──────── SOURCE RECORDS ────────

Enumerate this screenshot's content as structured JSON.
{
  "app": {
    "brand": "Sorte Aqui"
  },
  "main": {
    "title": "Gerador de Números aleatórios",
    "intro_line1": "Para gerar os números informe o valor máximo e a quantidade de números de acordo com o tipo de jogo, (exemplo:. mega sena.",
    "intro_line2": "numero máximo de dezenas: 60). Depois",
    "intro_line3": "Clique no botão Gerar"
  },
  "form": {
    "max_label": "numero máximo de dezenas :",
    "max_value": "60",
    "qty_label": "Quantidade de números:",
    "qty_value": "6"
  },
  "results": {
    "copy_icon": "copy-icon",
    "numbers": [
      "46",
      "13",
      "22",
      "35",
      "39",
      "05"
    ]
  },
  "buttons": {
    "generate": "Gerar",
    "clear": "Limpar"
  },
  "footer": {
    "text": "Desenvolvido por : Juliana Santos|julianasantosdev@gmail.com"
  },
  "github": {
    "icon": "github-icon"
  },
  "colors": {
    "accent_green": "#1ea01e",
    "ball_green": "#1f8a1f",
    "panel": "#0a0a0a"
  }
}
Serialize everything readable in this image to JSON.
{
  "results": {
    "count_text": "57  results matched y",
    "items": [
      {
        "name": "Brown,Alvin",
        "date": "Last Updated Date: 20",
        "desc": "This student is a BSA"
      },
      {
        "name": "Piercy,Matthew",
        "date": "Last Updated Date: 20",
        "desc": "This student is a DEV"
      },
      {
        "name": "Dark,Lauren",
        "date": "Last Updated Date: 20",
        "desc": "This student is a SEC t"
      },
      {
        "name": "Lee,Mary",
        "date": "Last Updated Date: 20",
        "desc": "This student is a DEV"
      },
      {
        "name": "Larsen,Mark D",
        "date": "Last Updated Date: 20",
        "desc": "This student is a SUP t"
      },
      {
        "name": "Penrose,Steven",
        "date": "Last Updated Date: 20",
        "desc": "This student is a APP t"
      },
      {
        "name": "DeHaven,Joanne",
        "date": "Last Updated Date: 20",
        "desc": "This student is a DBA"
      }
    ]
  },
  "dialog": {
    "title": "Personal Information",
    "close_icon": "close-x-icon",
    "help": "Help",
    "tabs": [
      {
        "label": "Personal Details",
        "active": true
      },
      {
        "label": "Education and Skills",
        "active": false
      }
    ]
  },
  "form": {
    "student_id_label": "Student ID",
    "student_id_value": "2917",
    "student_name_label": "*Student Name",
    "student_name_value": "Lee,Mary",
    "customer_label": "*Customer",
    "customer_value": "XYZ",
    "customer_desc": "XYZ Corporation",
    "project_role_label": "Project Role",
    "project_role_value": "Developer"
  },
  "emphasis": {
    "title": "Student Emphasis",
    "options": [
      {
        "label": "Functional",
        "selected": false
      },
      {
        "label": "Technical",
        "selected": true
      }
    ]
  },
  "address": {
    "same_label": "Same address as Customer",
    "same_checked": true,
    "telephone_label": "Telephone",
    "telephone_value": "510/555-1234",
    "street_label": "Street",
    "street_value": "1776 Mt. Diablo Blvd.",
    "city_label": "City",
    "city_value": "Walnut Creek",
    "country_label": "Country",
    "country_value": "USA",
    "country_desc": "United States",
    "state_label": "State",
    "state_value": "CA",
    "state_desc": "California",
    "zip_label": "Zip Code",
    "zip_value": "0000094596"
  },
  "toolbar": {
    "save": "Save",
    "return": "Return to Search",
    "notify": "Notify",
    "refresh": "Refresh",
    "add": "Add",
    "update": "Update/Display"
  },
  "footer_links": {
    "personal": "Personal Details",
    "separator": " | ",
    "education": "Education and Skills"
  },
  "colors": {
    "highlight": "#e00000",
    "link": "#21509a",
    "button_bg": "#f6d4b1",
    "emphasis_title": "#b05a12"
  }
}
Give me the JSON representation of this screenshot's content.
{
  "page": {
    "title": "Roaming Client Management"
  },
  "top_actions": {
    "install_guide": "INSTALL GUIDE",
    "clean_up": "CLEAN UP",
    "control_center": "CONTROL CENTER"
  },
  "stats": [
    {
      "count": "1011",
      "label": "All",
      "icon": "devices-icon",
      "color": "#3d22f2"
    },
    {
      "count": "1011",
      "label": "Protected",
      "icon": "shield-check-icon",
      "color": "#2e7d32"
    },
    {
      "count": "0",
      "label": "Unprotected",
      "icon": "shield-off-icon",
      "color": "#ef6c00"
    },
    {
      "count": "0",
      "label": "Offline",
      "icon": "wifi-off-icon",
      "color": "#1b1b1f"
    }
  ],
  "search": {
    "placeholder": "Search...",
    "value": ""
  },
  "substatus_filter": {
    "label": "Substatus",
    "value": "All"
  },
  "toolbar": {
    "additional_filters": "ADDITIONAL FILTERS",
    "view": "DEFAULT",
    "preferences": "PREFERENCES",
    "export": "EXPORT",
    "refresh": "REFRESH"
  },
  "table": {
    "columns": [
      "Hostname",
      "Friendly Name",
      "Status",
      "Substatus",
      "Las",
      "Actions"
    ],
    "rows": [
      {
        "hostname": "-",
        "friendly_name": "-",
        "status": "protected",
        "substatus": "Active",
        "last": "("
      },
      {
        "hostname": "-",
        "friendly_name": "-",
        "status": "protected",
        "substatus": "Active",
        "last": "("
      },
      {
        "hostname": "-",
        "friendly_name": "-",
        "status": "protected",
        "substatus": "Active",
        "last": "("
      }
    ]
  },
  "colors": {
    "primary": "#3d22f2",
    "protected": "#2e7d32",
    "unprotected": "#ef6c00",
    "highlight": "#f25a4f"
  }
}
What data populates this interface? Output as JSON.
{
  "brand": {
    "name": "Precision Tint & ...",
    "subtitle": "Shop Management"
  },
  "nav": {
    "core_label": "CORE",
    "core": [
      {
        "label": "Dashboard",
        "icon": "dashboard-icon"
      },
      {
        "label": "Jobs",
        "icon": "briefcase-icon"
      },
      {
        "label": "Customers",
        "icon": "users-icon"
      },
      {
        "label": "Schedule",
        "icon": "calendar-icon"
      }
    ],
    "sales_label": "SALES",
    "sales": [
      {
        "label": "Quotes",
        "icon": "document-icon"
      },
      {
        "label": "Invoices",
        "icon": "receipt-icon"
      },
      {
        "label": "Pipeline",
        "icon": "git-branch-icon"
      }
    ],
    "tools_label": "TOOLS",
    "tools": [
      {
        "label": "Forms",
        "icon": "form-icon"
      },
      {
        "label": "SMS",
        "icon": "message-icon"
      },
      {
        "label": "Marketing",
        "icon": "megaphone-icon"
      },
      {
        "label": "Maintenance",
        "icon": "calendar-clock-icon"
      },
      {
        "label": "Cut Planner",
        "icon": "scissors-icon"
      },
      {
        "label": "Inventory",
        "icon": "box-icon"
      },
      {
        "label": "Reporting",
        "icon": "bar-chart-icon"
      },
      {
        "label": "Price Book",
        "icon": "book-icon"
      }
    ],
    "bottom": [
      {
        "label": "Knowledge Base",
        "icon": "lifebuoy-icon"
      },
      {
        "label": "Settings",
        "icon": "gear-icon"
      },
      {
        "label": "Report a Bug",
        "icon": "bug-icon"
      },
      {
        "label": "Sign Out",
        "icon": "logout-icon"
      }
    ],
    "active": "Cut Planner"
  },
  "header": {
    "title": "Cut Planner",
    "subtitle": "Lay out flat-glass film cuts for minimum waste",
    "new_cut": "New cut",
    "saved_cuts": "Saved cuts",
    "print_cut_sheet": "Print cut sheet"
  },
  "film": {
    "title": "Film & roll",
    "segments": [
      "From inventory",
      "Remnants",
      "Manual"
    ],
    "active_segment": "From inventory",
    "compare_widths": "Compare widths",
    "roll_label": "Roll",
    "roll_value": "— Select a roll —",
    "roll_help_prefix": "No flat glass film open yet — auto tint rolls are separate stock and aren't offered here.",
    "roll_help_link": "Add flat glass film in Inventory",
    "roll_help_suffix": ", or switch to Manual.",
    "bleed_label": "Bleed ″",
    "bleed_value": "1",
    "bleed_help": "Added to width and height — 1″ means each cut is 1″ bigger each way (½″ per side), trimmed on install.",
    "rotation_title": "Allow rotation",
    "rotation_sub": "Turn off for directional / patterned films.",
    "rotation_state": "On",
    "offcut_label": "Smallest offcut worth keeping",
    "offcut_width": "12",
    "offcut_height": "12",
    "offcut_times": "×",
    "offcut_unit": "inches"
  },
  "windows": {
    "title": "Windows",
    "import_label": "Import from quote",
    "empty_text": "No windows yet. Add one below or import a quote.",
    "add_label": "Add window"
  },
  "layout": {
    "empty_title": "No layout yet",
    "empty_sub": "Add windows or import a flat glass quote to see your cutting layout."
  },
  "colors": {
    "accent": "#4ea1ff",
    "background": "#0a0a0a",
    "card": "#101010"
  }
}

────────

▸ WORK TO BE COMPLETED
List the lines that contain the word "content".

▸ WRITTEN SOLUTION
Enumerate this screenshot's content as structured JSON.
Give me the JSON representation of this screenshot's content.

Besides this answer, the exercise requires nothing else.